* Required task:
Wherever the string "state" appears in the listing, copy that line.

--

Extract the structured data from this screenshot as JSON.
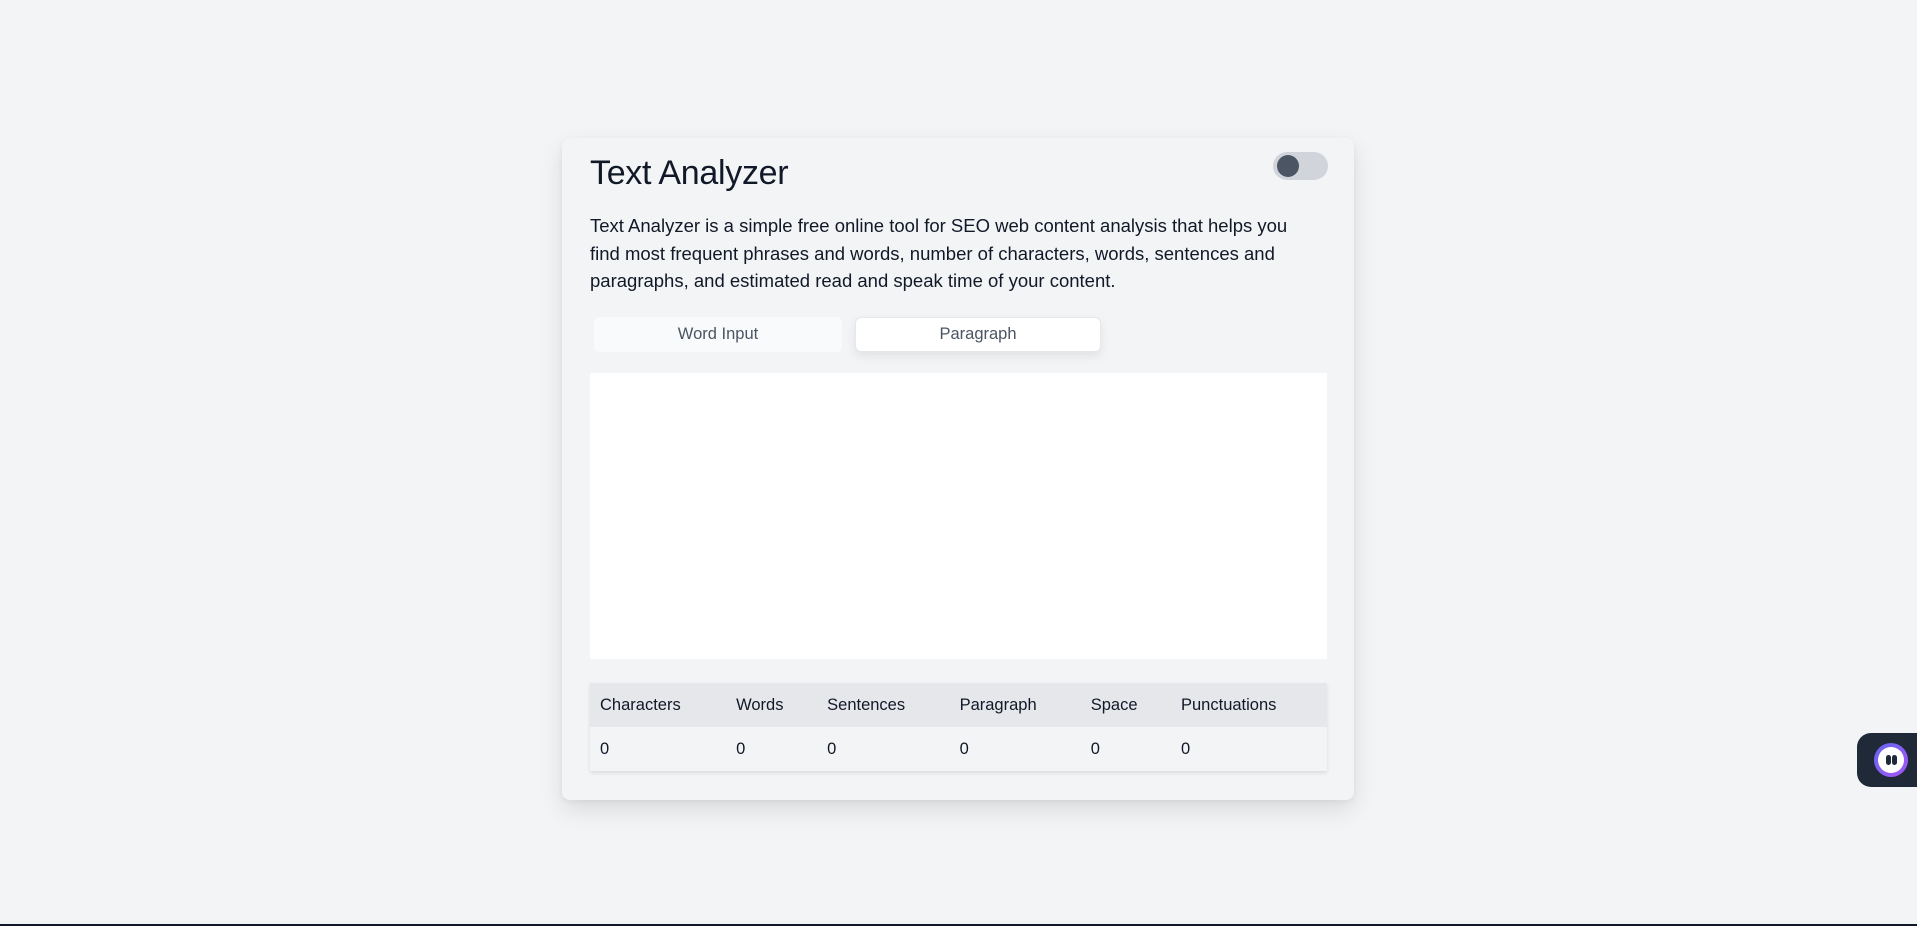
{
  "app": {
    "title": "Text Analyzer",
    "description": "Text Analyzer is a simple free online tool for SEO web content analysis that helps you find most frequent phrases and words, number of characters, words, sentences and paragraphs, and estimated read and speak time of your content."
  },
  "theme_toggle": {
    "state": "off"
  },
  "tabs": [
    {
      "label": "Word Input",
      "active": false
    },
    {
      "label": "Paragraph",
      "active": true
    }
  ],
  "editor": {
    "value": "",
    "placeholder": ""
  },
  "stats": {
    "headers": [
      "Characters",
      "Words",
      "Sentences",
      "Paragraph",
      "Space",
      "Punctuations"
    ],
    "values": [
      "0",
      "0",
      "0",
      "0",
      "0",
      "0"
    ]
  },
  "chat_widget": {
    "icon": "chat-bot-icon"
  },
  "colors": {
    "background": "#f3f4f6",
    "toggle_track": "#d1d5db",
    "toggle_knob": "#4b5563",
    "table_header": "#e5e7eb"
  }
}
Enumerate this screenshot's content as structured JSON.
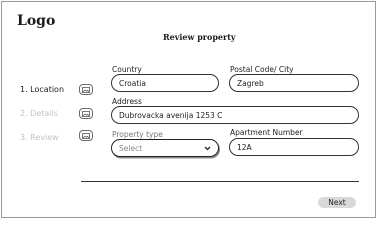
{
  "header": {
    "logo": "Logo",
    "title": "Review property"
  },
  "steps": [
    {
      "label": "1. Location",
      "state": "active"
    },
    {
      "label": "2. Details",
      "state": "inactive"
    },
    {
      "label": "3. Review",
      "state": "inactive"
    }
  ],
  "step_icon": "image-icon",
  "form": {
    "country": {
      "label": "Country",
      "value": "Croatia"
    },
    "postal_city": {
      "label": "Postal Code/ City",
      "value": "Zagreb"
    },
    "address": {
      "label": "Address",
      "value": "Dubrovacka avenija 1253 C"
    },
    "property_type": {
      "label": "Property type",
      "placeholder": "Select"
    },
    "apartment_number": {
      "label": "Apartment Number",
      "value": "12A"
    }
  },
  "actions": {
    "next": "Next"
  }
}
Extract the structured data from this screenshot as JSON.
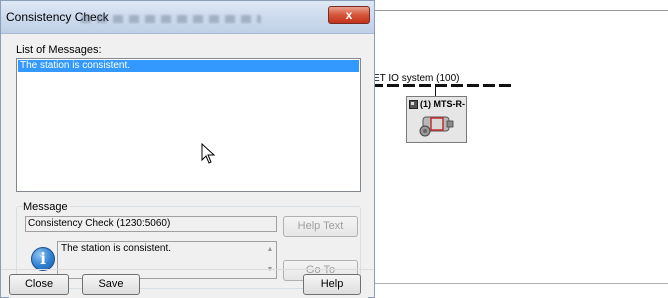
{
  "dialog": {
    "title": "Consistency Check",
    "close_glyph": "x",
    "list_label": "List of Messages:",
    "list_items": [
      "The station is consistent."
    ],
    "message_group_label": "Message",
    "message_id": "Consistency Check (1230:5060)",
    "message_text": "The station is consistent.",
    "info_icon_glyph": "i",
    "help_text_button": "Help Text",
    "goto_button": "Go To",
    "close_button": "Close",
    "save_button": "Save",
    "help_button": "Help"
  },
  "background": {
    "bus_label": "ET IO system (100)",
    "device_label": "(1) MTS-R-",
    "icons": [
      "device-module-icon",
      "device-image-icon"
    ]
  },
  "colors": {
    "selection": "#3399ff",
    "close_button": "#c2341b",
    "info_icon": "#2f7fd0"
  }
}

--

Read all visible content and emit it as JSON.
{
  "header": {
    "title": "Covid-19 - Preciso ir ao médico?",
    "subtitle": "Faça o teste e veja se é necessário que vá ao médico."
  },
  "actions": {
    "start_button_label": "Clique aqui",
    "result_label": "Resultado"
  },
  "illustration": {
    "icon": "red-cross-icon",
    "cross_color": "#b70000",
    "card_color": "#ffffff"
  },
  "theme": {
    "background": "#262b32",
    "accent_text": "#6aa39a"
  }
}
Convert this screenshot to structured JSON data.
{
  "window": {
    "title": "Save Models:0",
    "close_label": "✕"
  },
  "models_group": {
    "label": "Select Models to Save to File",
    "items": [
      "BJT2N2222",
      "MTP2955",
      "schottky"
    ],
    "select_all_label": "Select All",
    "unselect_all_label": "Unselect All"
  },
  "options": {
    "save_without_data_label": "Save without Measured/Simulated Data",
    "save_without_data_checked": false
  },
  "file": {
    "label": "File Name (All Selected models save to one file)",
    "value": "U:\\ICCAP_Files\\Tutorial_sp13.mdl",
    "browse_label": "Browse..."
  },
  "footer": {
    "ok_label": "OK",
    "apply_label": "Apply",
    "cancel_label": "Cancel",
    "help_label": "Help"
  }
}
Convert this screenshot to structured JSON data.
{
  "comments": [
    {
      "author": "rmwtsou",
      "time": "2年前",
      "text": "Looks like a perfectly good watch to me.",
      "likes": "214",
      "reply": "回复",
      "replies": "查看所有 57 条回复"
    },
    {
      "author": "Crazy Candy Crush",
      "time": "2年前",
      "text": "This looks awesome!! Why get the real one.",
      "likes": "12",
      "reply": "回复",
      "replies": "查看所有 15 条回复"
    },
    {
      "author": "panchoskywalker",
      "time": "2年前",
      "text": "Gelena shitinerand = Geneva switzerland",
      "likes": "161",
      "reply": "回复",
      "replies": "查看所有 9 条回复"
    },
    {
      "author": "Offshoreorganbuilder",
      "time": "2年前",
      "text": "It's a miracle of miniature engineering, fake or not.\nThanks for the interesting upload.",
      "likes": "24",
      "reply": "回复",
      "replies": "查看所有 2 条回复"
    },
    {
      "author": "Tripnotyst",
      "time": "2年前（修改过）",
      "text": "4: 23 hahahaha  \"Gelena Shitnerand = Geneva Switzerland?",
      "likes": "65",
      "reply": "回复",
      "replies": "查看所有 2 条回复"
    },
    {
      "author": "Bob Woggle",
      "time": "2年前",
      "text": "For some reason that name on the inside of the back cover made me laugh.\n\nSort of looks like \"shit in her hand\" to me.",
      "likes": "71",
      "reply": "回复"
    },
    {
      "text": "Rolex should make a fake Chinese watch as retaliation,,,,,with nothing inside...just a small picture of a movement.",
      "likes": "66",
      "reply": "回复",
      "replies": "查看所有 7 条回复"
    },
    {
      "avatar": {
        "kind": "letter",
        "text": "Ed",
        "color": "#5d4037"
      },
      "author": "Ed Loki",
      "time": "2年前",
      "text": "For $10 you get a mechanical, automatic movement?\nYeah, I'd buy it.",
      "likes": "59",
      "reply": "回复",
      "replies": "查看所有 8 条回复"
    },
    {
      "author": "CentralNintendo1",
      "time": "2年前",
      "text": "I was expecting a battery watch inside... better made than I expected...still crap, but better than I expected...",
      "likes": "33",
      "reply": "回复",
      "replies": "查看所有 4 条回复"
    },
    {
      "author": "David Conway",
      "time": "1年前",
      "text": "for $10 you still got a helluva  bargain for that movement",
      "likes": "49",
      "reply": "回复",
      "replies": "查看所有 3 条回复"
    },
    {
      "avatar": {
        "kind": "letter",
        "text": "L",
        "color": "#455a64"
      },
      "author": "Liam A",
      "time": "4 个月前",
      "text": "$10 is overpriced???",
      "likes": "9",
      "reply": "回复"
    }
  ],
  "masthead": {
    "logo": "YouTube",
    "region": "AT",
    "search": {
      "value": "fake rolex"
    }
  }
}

--

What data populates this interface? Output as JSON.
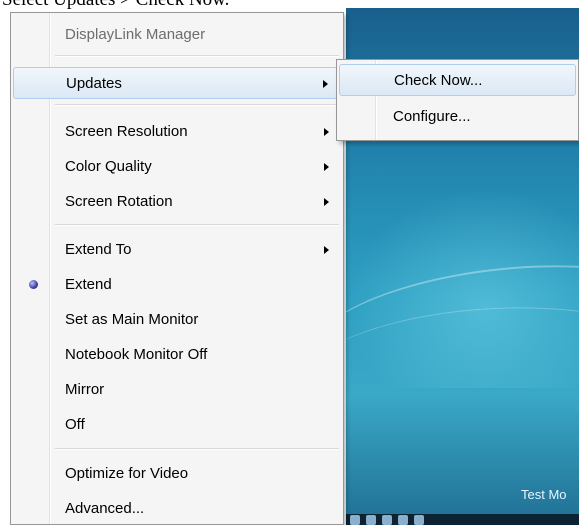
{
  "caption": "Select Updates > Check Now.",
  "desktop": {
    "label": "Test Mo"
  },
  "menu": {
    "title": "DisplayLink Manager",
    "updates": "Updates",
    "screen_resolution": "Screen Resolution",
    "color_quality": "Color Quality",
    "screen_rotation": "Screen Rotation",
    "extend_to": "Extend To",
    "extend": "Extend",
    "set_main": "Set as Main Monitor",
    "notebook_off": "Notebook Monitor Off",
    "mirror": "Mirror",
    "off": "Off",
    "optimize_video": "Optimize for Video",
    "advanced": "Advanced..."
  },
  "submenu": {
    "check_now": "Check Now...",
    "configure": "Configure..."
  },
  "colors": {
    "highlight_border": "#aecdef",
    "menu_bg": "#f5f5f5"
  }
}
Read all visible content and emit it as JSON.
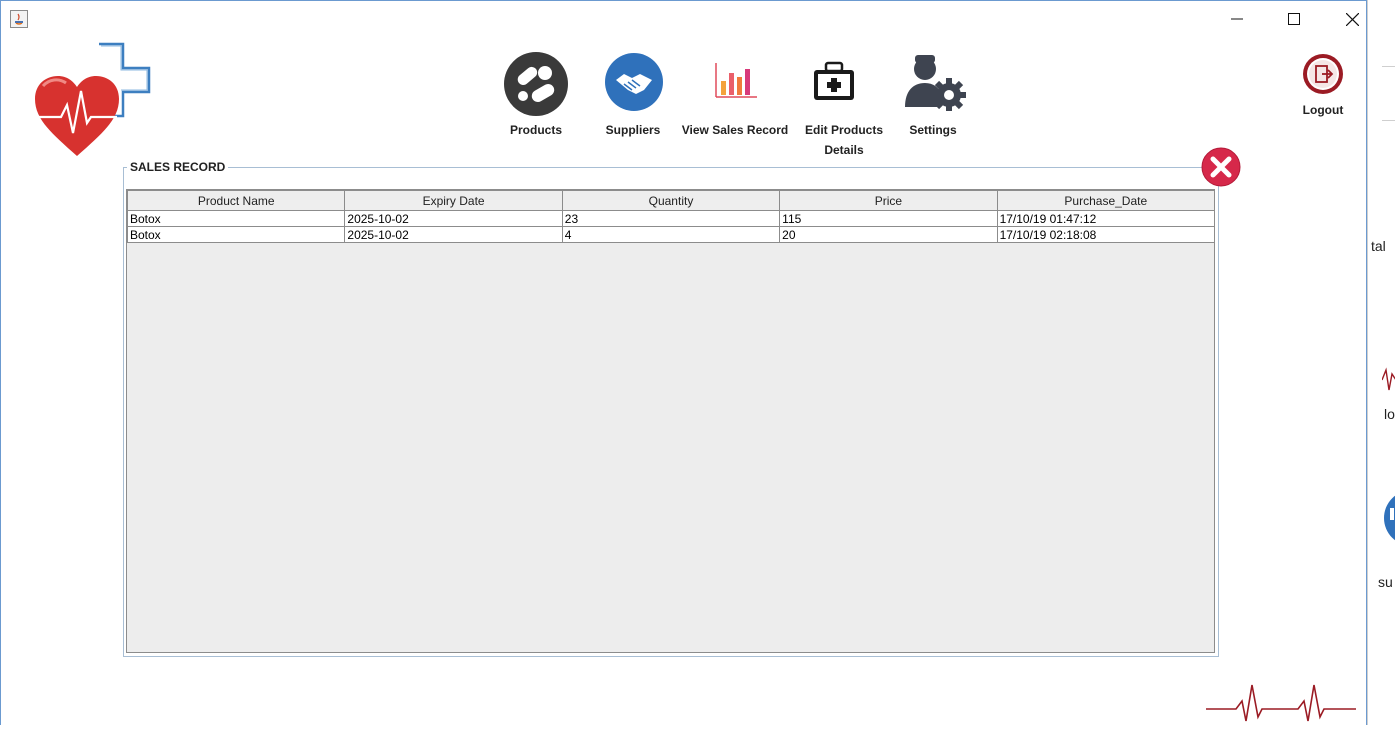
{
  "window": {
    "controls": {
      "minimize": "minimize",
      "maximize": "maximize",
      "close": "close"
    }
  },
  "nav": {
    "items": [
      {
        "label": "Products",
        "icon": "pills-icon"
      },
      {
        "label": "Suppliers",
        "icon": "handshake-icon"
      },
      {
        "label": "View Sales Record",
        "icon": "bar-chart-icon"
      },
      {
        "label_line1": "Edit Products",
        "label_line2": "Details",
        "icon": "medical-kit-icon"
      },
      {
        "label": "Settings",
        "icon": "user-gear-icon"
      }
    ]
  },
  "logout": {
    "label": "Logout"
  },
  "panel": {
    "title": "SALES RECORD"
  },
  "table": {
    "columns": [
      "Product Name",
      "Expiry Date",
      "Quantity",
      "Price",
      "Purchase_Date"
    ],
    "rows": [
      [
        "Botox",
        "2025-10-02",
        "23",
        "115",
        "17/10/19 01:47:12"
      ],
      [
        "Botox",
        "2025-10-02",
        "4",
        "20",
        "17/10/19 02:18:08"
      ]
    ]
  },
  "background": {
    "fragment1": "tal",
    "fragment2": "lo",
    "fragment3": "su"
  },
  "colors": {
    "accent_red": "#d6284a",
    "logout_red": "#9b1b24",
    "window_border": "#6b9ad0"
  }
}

--

* Task result:
    "state": "off"
      "state": "active"
      "state": "inactive"
      "state": "inactive"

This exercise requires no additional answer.